▸ Stated problem:
Reproduce the whole listing, character for character.

▸ Records to use:
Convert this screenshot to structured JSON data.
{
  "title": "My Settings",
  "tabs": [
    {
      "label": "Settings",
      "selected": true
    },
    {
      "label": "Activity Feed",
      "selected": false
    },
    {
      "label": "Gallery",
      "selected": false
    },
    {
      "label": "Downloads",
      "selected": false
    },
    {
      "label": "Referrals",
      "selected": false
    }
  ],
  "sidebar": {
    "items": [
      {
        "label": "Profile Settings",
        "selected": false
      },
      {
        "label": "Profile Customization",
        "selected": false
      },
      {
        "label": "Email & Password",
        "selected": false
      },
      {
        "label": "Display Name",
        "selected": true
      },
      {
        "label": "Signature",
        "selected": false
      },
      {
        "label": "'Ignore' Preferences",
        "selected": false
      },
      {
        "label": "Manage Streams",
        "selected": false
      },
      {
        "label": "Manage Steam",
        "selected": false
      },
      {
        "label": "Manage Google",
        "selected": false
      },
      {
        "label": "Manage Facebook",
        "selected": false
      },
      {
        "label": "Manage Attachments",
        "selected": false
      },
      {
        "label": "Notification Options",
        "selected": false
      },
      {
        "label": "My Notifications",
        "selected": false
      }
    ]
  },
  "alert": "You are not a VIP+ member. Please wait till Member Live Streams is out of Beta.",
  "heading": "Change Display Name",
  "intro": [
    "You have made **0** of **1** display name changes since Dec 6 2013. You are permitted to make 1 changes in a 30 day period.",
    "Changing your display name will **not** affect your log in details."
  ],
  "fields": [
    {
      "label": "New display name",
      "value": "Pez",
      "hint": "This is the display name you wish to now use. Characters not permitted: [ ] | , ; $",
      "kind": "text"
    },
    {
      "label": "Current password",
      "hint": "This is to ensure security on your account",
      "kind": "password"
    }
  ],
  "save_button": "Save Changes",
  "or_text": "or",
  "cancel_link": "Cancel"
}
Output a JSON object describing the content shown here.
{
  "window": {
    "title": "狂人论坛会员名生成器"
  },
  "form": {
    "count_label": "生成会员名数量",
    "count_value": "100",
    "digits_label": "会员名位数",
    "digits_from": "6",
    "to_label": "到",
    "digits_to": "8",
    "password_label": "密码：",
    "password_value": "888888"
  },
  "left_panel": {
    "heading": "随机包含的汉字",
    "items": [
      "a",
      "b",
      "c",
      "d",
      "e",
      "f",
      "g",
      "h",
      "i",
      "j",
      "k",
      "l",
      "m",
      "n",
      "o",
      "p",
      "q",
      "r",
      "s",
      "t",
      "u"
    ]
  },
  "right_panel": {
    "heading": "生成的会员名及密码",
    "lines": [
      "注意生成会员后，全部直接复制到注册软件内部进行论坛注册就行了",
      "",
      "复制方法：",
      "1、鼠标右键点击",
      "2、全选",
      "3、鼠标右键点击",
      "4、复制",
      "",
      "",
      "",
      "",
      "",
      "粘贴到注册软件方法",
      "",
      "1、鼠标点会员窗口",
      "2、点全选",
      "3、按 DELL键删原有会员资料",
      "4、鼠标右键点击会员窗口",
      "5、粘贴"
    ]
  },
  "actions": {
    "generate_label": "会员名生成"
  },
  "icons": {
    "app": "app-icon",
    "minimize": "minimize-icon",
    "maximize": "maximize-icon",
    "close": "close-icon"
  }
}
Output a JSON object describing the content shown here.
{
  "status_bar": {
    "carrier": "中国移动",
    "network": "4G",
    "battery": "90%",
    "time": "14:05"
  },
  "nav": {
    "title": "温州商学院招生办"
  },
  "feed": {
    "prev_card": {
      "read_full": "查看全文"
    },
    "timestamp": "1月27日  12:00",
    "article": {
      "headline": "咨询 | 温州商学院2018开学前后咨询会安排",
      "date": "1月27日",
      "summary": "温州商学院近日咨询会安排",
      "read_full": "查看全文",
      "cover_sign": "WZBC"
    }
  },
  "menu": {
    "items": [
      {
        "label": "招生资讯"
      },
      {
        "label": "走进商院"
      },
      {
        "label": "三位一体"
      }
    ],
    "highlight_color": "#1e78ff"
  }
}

▸ Exercise output:
Convert this screenshot to structured JSON data.
{
  "title": "My Settings",
  "tabs": [
    {
      "label": "Settings",
      "selected": true
    },
    {
      "label": "Activity Feed",
      "selected": false
    },
    {
      "label": "Gallery",
      "selected": false
    },
    {
      "label": "Downloads",
      "selected": false
    },
    {
      "label": "Referrals",
      "selected": false
    }
  ],
  "sidebar": {
    "items": [
      {
        "label": "Profile Settings",
        "selected": false
      },
      {
        "label": "Profile Customization",
        "selected": false
      },
      {
        "label": "Email & Password",
        "selected": false
      },
      {
        "label": "Display Name",
        "selected": true
      },
      {
        "label": "Signature",
        "selected": false
      },
      {
        "label": "'Ignore' Preferences",
        "selected": false
      },
      {
        "label": "Manage Streams",
        "selected": false
      },
      {
        "label": "Manage Steam",
        "selected": false
      },
      {
        "label": "Manage Google",
        "selected": false
      },
      {
        "label": "Manage Facebook",
        "selected": false
      },
      {
        "label": "Manage Attachments",
        "selected": false
      },
      {
        "label": "Notification Options",
        "selected": false
      },
      {
        "label": "My Notifications",
        "selected": false
      }
    ]
  },
  "alert": "You are not a VIP+ member. Please wait till Member Live Streams is out of Beta.",
  "heading": "Change Display Name",
  "intro": [
    "You have made **0** of **1** display name changes since Dec 6 2013. You are permitted to make 1 changes in a 30 day period.",
    "Changing your display name will **not** affect your log in details."
  ],
  "fields": [
    {
      "label": "New display name",
      "value": "Pez",
      "hint": "This is the display name you wish to now use. Characters not permitted: [ ] | , ; $",
      "kind": "text"
    },
    {
      "label": "Current password",
      "hint": "This is to ensure security on your account",
      "kind": "password"
    }
  ],
  "save_button": "Save Changes",
  "or_text": "or",
  "cancel_link": "Cancel"
}
Output a JSON object describing the content shown here.
{
  "window": {
    "title": "狂人论坛会员名生成器"
  },
  "form": {
    "count_label": "生成会员名数量",
    "count_value": "100",
    "digits_label": "会员名位数",
    "digits_from": "6",
    "to_label": "到",
    "digits_to": "8",
    "password_label": "密码：",
    "password_value": "888888"
  },
  "left_panel": {
    "heading": "随机包含的汉字",
    "items": [
      "a",
      "b",
      "c",
      "d",
      "e",
      "f",
      "g",
      "h",
      "i",
      "j",
      "k",
      "l",
      "m",
      "n",
      "o",
      "p",
      "q",
      "r",
      "s",
      "t",
      "u"
    ]
  },
  "right_panel": {
    "heading": "生成的会员名及密码",
    "lines": [
      "注意生成会员后，全部直接复制到注册软件内部进行论坛注册就行了",
      "",
      "复制方法：",
      "1、鼠标右键点击",
      "2、全选",
      "3、鼠标右键点击",
      "4、复制",
      "",
      "",
      "",
      "",
      "",
      "粘贴到注册软件方法",
      "",
      "1、鼠标点会员窗口",
      "2、点全选",
      "3、按 DELL键删原有会员资料",
      "4、鼠标右键点击会员窗口",
      "5、粘贴"
    ]
  },
  "actions": {
    "generate_label": "会员名生成"
  },
  "icons": {
    "app": "app-icon",
    "minimize": "minimize-icon",
    "maximize": "maximize-icon",
    "close": "close-icon"
  }
}
Output a JSON object describing the content shown here.
{
  "status_bar": {
    "carrier": "中国移动",
    "network": "4G",
    "battery": "90%",
    "time": "14:05"
  },
  "nav": {
    "title": "温州商学院招生办"
  },
  "feed": {
    "prev_card": {
      "read_full": "查看全文"
    },
    "timestamp": "1月27日  12:00",
    "article": {
      "headline": "咨询 | 温州商学院2018开学前后咨询会安排",
      "date": "1月27日",
      "summary": "温州商学院近日咨询会安排",
      "read_full": "查看全文",
      "cover_sign": "WZBC"
    }
  },
  "menu": {
    "items": [
      {
        "label": "招生资讯"
      },
      {
        "label": "走进商院"
      },
      {
        "label": "三位一体"
      }
    ],
    "highlight_color": "#1e78ff"
  }
}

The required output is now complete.